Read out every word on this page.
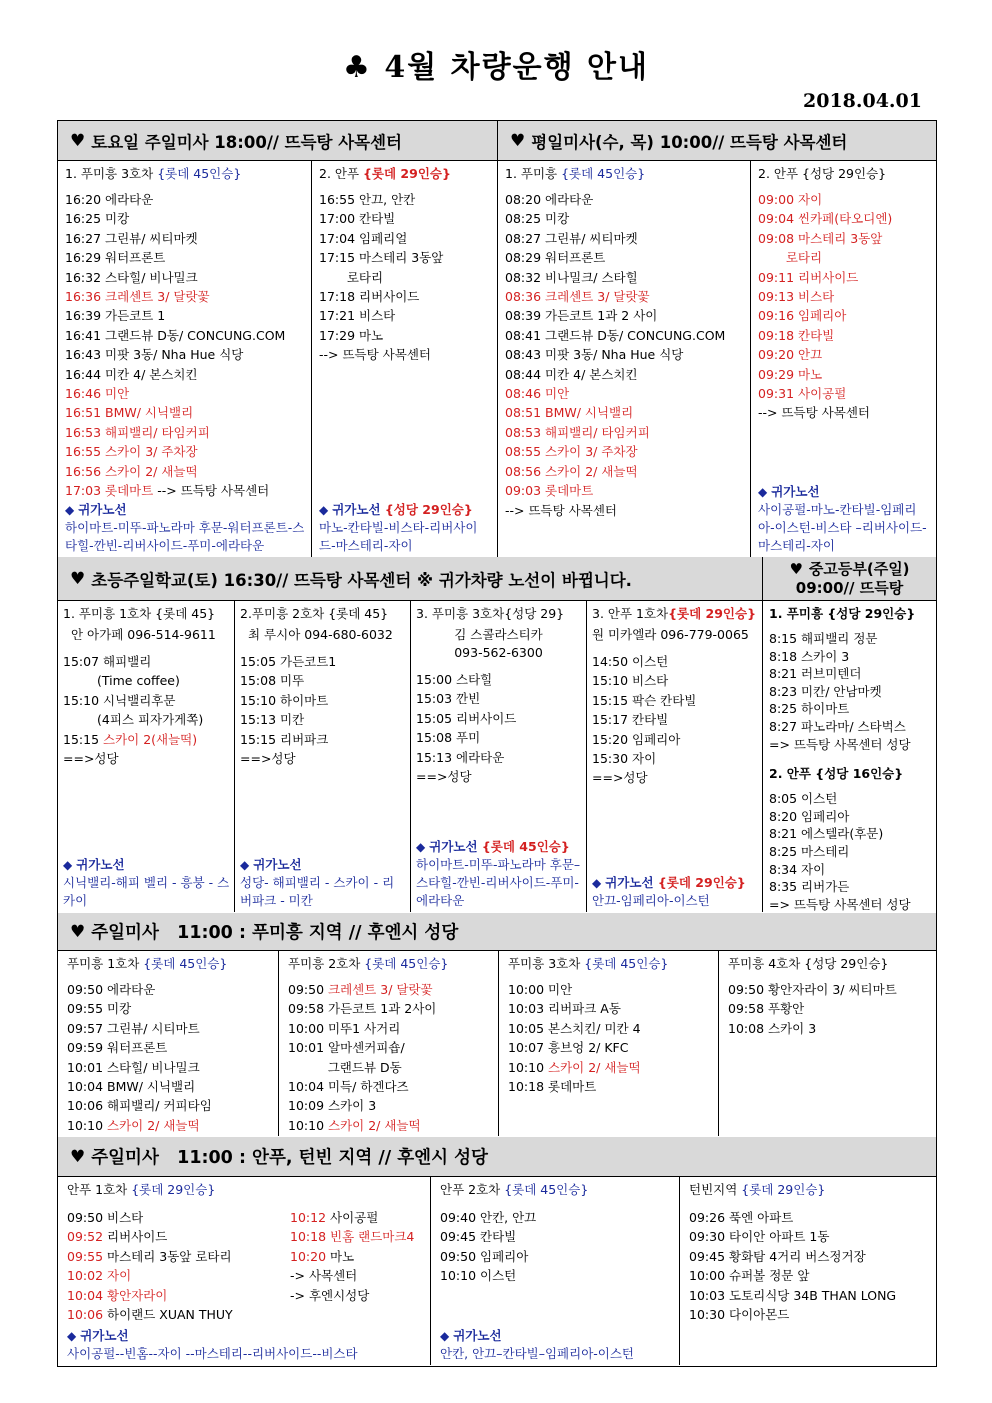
♣ 4월 차량운행 안내
2018.04.01
♥ 토요일 주일미사 18:00// 뜨득탕 사목센터	♥ 평일미사(수, 목) 10:00// 뜨득탕 사목센터
1. 푸미흥 3호차 {롯데 45인승}
16:20 에라타운
16:25 미캉
16:27 그린뷰/ 씨티마켓
16:29 워터프론트
16:32 스타힐/ 비나밀크
16:36 크레센트 3/ 달랏꽃
16:39 가든코트 1
16:41 그랜드뷰 D동/ CONCUNG.COM
16:43 미팟 3동/ Nha Hue 식당
16:44 미칸 4/ 본스치킨
16:46 미안
16:51 BMW/ 시닉밸리
16:53 해피밸리/ 타임커피
16:55 스카이 3/ 주차장
16:56 스카이 2/ 새늘떡
17:03 롯데마트 --> 뜨득탕 사목센터
◆ 귀가노선
하이마트-미뚜-파노라마 후문-워터프론트-스타힐-깐빈-리버사이드-푸미-에라타운
2. 안푸 {롯데 29인승}
16:55 안끄, 안칸
17:00 칸타빌
17:04 임페리얼
17:15 마스테리 3동앞
로타리
17:18 리버사이드
17:21 비스타
17:29 마노
--> 뜨득탕 사목센터
◆ 귀가노선 {성당 29인승}
마노-칸타빌-비스타-리버사이드-마스테리-자이
1. 푸미흥 {롯데 45인승}
08:20 에라타운
08:25 미캉
08:27 그린뷰/ 씨티마켓
08:29 워터프론트
08:32 비나밀크/ 스타힐
08:36 크레센트 3/ 달랏꽃
08:39 가든코트 1과 2 사이
08:41 그랜드뷰 D동/ CONCUNG.COM
08:43 미팟 3동/ Nha Hue 식당
08:44 미칸 4/ 본스치킨
08:46 미안
08:51 BMW/ 시닉밸리
08:53 해피밸리/ 타임커피
08:55 스카이 3/ 주차장
08:56 스카이 2/ 새늘떡
09:03 롯데마트
--> 뜨득탕 사목센터
2. 안푸 {성당 29인승}
09:00 자이
09:04 씬카페(타오디엔)
09:08 마스테리 3동앞
로타리
09:11 리버사이드
09:13 비스타
09:16 임페리아
09:18 칸타빌
09:20 안끄
09:29 마노
09:31 사이공펄
--> 뜨득탕 사목센터
◆ 귀가노선
사이공펄-마노-칸타빌-임페리아-이스턴-비스타 –리버사이드-마스테리-자이
♥ 초등주일학교(토) 16:30// 뜨득탕 사목센터 ※ 귀가차량 노선이 바뀝니다.
♥ 중고등부(주일)
09:00// 뜨득탕
1. 푸미흥 1호차 {롯데 45}
안 아가페 096-514-9611
15:07 해피밸리
(Time coffee)
15:10 시닉밸리후문
(4피스 피자가게쪽)
15:15 스카이 2(새늘떡)
==>성당
◆ 귀가노선
시닉밸리-해피 벨리 - 흥붕 - 스카이
2.푸미흥 2호차 {롯데 45}
최 루시아 094-680-6032
15:05 가든코트1
15:08 미뚜
15:10 하이마트
15:13 미칸
15:15 리버파크
==>성당
◆ 귀가노선
성당- 해피밸리 - 스카이 - 리버파크 - 미칸
3. 푸미흥 3호차{성당 29}
김 스콜라스티카
093-562-6300
15:00 스타힐
15:03 깐빈
15:05 리버사이드
15:08 푸미
15:13 에라타운
==>성당
◆ 귀가노선 {롯데 45인승}
하이마트-미뚜-파노라마 후문–스타힐-깐빈-리버사이드-푸미-에라타운
3. 안푸 1호차{롯데 29인승}
원 미카엘라 096-779-0065
14:50 이스턴
15:10 비스타
15:15 팍슨 칸타빌
15:17 칸타빌
15:20 임페리아
15:30 자이
==>성당
◆ 귀가노선 {롯데 29인승}
안끄-임페리아-이스턴
1. 푸미흥 {성당 29인승}
8:15 해피밸리 정문
8:18 스카이 3
8:21 러브미텐더
8:23 미칸/ 안남마켓
8:25 하이마트
8:27 파노라마/ 스타벅스
=> 뜨득탕 사목센터 성당
2. 안푸 {성당 16인승}
8:05 이스턴
8:20 임페리아
8:21 에스텔라(후문)
8:25 마스테리
8:34 자이
8:35 리버가든
=> 뜨득탕 사목센터 성당
♥ 주일미사   11:00 : 푸미흥 지역 // 후엔시 성당
푸미흥 1호차 {롯데 45인승}
09:50 에라타운
09:55 미캉
09:57 그린뷰/ 시티마트
09:59 워터프론트
10:01 스타힐/ 비나밀크
10:04 BMW/ 시닉밸리
10:06 해피밸리/ 커피타임
10:10 스카이 2/ 새늘떡
푸미흥 2호차 {롯데 45인승}
09:50 크레센트 3/ 달랏꽃
09:58 가든코트 1과 2사이
10:00 미뚜1 사거리
10:01 알마센커피숍/
그랜드뷰 D동
10:04 미득/ 하겐다즈
10:09 스카이 3
10:10 스카이 2/ 새늘떡
푸미흥 3호차 {롯데 45인승}
10:00 미안
10:03 리버파크 A동
10:05 본스치킨/ 미칸 4
10:07 흥브엉 2/ KFC
10:10 스카이 2/ 새늘떡
10:18 롯데마트
푸미흥 4호차 {성당 29인승}
09:50 황안자라이 3/ 씨티마트
09:58 푸황안
10:08 스카이 3
♥ 주일미사   11:00 : 안푸, 턴빈 지역 // 후엔시 성당
안푸 1호차 {롯데 29인승}
09:50 비스타
09:52 리버사이드
09:55 마스테리 3동앞 로타리
10:02 자이
10:04 황안자라이
10:06 하이랜드 XUAN THUY
10:12 사이공펄
10:18 빈홈 랜드마크4
10:20 마노
-> 사목센터
-> 후엔시성당
◆ 귀가노선
사이공펄--빈홈--자이 --마스테리--리버사이드--비스타
안푸 2호차 {롯데 45인승}
09:40 안칸, 안끄
09:45 칸타빌
09:50 임페리아
10:10 이스턴
◆ 귀가노선
안칸, 안끄–칸타빌–임페리아-이스턴
턴빈지역 {롯데 29인승}
09:26 푹엔 아파트
09:30 타이안 아파트 1동
09:45 황화탐 4거리 버스정거장
10:00 슈퍼볼 정문 앞
10:03 도토리식당 34B THAN LONG
10:30 다이아몬드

Objective
Return the material exactly as given, apart from the pictures.

Exercise response
Read out every word on this page.
♣ 4월 차량운행 안내
2018.04.01
♥ 토요일 주일미사 18:00// 뜨득탕 사목센터	♥ 평일미사(수, 목) 10:00// 뜨득탕 사목센터
1. 푸미흥 3호차 {롯데 45인승}
16:20 에라타운
16:25 미캉
16:27 그린뷰/ 씨티마켓
16:29 워터프론트
16:32 스타힐/ 비나밀크
16:36 크레센트 3/ 달랏꽃
16:39 가든코트 1
16:41 그랜드뷰 D동/ CONCUNG.COM
16:43 미팟 3동/ Nha Hue 식당
16:44 미칸 4/ 본스치킨
16:46 미안
16:51 BMW/ 시닉밸리
16:53 해피밸리/ 타임커피
16:55 스카이 3/ 주차장
16:56 스카이 2/ 새늘떡
17:03 롯데마트 --> 뜨득탕 사목센터
◆ 귀가노선
하이마트-미뚜-파노라마 후문-워터프론트-스타힐-깐빈-리버사이드-푸미-에라타운
2. 안푸 {롯데 29인승}
16:55 안끄, 안칸
17:00 칸타빌
17:04 임페리얼
17:15 마스테리 3동앞
로타리
17:18 리버사이드
17:21 비스타
17:29 마노
--> 뜨득탕 사목센터
◆ 귀가노선 {성당 29인승}
마노-칸타빌-비스타-리버사이드-마스테리-자이
1. 푸미흥 {롯데 45인승}
08:20 에라타운
08:25 미캉
08:27 그린뷰/ 씨티마켓
08:29 워터프론트
08:32 비나밀크/ 스타힐
08:36 크레센트 3/ 달랏꽃
08:39 가든코트 1과 2 사이
08:41 그랜드뷰 D동/ CONCUNG.COM
08:43 미팟 3동/ Nha Hue 식당
08:44 미칸 4/ 본스치킨
08:46 미안
08:51 BMW/ 시닉밸리
08:53 해피밸리/ 타임커피
08:55 스카이 3/ 주차장
08:56 스카이 2/ 새늘떡
09:03 롯데마트
--> 뜨득탕 사목센터
2. 안푸 {성당 29인승}
09:00 자이
09:04 씬카페(타오디엔)
09:08 마스테리 3동앞
로타리
09:11 리버사이드
09:13 비스타
09:16 임페리아
09:18 칸타빌
09:20 안끄
09:29 마노
09:31 사이공펄
--> 뜨득탕 사목센터
◆ 귀가노선
사이공펄-마노-칸타빌-임페리아-이스턴-비스타 –리버사이드-마스테리-자이
♥ 초등주일학교(토) 16:30// 뜨득탕 사목센터 ※ 귀가차량 노선이 바뀝니다.
♥ 중고등부(주일)
09:00// 뜨득탕
1. 푸미흥 1호차 {롯데 45}
안 아가페 096-514-9611
15:07 해피밸리
(Time coffee)
15:10 시닉밸리후문
(4피스 피자가게쪽)
15:15 스카이 2(새늘떡)
==>성당
◆ 귀가노선
시닉밸리-해피 벨리 - 흥붕 - 스카이
2.푸미흥 2호차 {롯데 45}
최 루시아 094-680-6032
15:05 가든코트1
15:08 미뚜
15:10 하이마트
15:13 미칸
15:15 리버파크
==>성당
◆ 귀가노선
성당- 해피밸리 - 스카이 - 리버파크 - 미칸
3. 푸미흥 3호차{성당 29}
김 스콜라스티카
093-562-6300
15:00 스타힐
15:03 깐빈
15:05 리버사이드
15:08 푸미
15:13 에라타운
==>성당
◆ 귀가노선 {롯데 45인승}
하이마트-미뚜-파노라마 후문–스타힐-깐빈-리버사이드-푸미-에라타운
3. 안푸 1호차{롯데 29인승}
원 미카엘라 096-779-0065
14:50 이스턴
15:10 비스타
15:15 팍슨 칸타빌
15:17 칸타빌
15:20 임페리아
15:30 자이
==>성당
◆ 귀가노선 {롯데 29인승}
안끄-임페리아-이스턴
1. 푸미흥 {성당 29인승}
8:15 해피밸리 정문
8:18 스카이 3
8:21 러브미텐더
8:23 미칸/ 안남마켓
8:25 하이마트
8:27 파노라마/ 스타벅스
=> 뜨득탕 사목센터 성당
2. 안푸 {성당 16인승}
8:05 이스턴
8:20 임페리아
8:21 에스텔라(후문)
8:25 마스테리
8:34 자이
8:35 리버가든
=> 뜨득탕 사목센터 성당
♥ 주일미사   11:00 : 푸미흥 지역 // 후엔시 성당
푸미흥 1호차 {롯데 45인승}
09:50 에라타운
09:55 미캉
09:57 그린뷰/ 시티마트
09:59 워터프론트
10:01 스타힐/ 비나밀크
10:04 BMW/ 시닉밸리
10:06 해피밸리/ 커피타임
10:10 스카이 2/ 새늘떡
푸미흥 2호차 {롯데 45인승}
09:50 크레센트 3/ 달랏꽃
09:58 가든코트 1과 2사이
10:00 미뚜1 사거리
10:01 알마센커피숍/
그랜드뷰 D동
10:04 미득/ 하겐다즈
10:09 스카이 3
10:10 스카이 2/ 새늘떡
푸미흥 3호차 {롯데 45인승}
10:00 미안
10:03 리버파크 A동
10:05 본스치킨/ 미칸 4
10:07 흥브엉 2/ KFC
10:10 스카이 2/ 새늘떡
10:18 롯데마트
푸미흥 4호차 {성당 29인승}
09:50 황안자라이 3/ 씨티마트
09:58 푸황안
10:08 스카이 3
♥ 주일미사   11:00 : 안푸, 턴빈 지역 // 후엔시 성당
안푸 1호차 {롯데 29인승}
09:50 비스타
09:52 리버사이드
09:55 마스테리 3동앞 로타리
10:02 자이
10:04 황안자라이
10:06 하이랜드 XUAN THUY
10:12 사이공펄
10:18 빈홈 랜드마크4
10:20 마노
-> 사목센터
-> 후엔시성당
◆ 귀가노선
사이공펄--빈홈--자이 --마스테리--리버사이드--비스타
안푸 2호차 {롯데 45인승}
09:40 안칸, 안끄
09:45 칸타빌
09:50 임페리아
10:10 이스턴
◆ 귀가노선
안칸, 안끄–칸타빌–임페리아-이스턴
턴빈지역 {롯데 29인승}
09:26 푹엔 아파트
09:30 타이안 아파트 1동
09:45 황화탐 4거리 버스정거장
10:00 슈퍼볼 정문 앞
10:03 도토리식당 34B THAN LONG
10:30 다이아몬드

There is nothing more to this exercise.